Objective:
Extract every line starting at the line that contains "Give me the" and ending with the final line of the data, inclusive; give only those lines, word for word.

Figure dataset records:
----------------------------------------
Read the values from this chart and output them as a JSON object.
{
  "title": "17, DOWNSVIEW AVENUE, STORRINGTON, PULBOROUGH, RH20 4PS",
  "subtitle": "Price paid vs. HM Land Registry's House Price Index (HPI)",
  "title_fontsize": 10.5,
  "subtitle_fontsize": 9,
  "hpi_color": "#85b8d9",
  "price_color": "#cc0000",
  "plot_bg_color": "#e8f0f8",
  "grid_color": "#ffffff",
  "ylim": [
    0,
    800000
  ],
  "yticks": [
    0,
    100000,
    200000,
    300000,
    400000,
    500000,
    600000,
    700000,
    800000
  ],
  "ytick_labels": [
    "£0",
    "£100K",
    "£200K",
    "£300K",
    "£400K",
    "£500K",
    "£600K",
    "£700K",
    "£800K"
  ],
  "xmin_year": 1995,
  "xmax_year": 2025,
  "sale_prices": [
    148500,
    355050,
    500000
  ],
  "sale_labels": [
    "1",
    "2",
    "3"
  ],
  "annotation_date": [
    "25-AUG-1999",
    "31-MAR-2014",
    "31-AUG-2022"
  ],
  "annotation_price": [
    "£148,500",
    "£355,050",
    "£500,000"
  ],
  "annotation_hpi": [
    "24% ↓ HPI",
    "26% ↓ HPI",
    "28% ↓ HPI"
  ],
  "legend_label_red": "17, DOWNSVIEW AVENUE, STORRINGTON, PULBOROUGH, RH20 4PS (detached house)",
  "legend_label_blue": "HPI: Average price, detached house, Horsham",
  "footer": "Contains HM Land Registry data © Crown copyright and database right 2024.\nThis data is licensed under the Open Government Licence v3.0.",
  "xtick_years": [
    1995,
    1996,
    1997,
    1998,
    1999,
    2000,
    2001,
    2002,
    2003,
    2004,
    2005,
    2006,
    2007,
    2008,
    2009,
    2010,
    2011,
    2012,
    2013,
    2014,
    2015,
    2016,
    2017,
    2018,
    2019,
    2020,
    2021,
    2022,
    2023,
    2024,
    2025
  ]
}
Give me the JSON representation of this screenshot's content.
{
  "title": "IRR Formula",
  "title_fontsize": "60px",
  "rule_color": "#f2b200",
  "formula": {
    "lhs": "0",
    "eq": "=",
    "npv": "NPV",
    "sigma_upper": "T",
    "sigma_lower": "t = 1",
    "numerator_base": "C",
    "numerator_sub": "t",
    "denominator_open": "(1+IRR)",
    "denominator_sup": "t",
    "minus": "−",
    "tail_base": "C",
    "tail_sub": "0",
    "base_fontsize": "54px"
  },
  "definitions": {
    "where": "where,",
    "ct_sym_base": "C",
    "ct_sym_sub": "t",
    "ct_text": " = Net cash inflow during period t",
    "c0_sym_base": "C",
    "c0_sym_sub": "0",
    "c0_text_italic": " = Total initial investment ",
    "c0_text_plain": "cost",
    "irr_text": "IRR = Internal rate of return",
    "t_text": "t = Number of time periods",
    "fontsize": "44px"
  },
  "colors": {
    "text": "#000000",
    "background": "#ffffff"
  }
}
----------------------------------------
Exercise response:
Give me the JSON representation of this screenshot's content.
{
  "title": "IRR Formula",
  "title_fontsize": "60px",
  "rule_color": "#f2b200",
  "formula": {
    "lhs": "0",
    "eq": "=",
    "npv": "NPV",
    "sigma_upper": "T",
    "sigma_lower": "t = 1",
    "numerator_base": "C",
    "numerator_sub": "t",
    "denominator_open": "(1+IRR)",
    "denominator_sup": "t",
    "minus": "−",
    "tail_base": "C",
    "tail_sub": "0",
    "base_fontsize": "54px"
  },
  "definitions": {
    "where": "where,",
    "ct_sym_base": "C",
    "ct_sym_sub": "t",
    "ct_text": " = Net cash inflow during period t",
    "c0_sym_base": "C",
    "c0_sym_sub": "0",
    "c0_text_italic": " = Total initial investment ",
    "c0_text_plain": "cost",
    "irr_text": "IRR = Internal rate of return",
    "t_text": "t = Number of time periods",
    "fontsize": "44px"
  },
  "colors": {
    "text": "#000000",
    "background": "#ffffff"
  }
}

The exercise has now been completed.